Copy the tax-saving tips below word for word, from the first sentence to the last.

# Passage provided:
---+---
With the 2006 standard deduction at $5,150, you can pay that amount to your child with no income tax consequences. That amount jumps to $9,150 if the child fully invests in a deductible IRA. If you're in the 25% tax bracket, you can save as much as $3,600 in income and self-employment taxes, and your child won't have to pay the IRS a dime! Even if your business is incorporated -- in which case the kids are subject to FICA and FUTA taxes -- it's still a substantial tax savings.
Give appreciated property.
Even with the new, lower 15% tax rate on long-term capital gains, giving appreciated property (such as stock) to that college-bound student or your low-income parents can save tax dollars. It's likely that your child or parent will be able to sell the asset and pay the tax at a 5% or lower rate. Since you gifted the property to them, you'll have no income tax consequences whatsoever when they sell the property.
Don't claim the dependent.
Many taxpayers with college-age children are barred from taking the Hope Scholarship Credit and/or Lifetime Learning Credit because their income exceeds the allowable limits. The solution? Don't claim that child as a dependent. If you forgo taking the dependent exemption, your child is allowed to claim the credit on his or her return. It doesn't matter if you're still paying the education expenses, or even if the child is still a dependent. Keep in mind that this gambit works only when the child has taxable income -- yet another reason to hire your child in your business.
Have grandparents fund the Coverdell IRA.
Is your income too high to fund a Coverdell education IRA for your child? It's likely that your parents' income is low enough to allow them to make the contribution -- even if you gift them the money used to make it.
---+---
# Dataset extract:
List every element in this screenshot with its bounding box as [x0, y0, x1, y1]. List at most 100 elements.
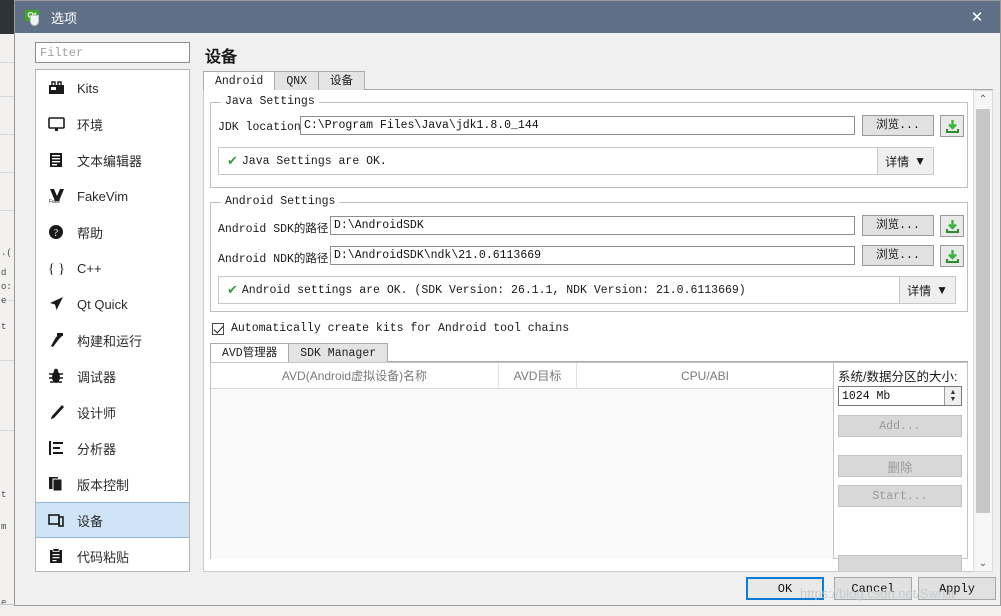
---+---
# Exercise output:
With the 2006 standard deduction at $5,150, you can pay that amount to your child with no income tax consequences. That amount jumps to $9,150 if the child fully invests in a deductible IRA. If you're in the 25% tax bracket, you can save as much as $3,600 in income and self-employment taxes, and your child won't have to pay the IRS a dime! Even if your business is incorporated -- in which case the kids are subject to FICA and FUTA taxes -- it's still a substantial tax savings.
Give appreciated property.
Even with the new, lower 15% tax rate on long-term capital gains, giving appreciated property (such as stock) to that college-bound student or your low-income parents can save tax dollars. It's likely that your child or parent will be able to sell the asset and pay the tax at a 5% or lower rate. Since you gifted the property to them, you'll have no income tax consequences whatsoever when they sell the property.
Don't claim the dependent.
Many taxpayers with college-age children are barred from taking the Hope Scholarship Credit and/or Lifetime Learning Credit because their income exceeds the allowable limits. The solution? Don't claim that child as a dependent. If you forgo taking the dependent exemption, your child is allowed to claim the credit on his or her return. It doesn't matter if you're still paying the education expenses, or even if the child is still a dependent. Keep in mind that this gambit works only when the child has taxable income -- yet another reason to hire your child in your business.
Have grandparents fund the Coverdell IRA.
Is your income too high to fund a Coverdell education IRA for your child? It's likely that your parents' income is low enough to allow them to make the contribution -- even if you gift them the money used to make it.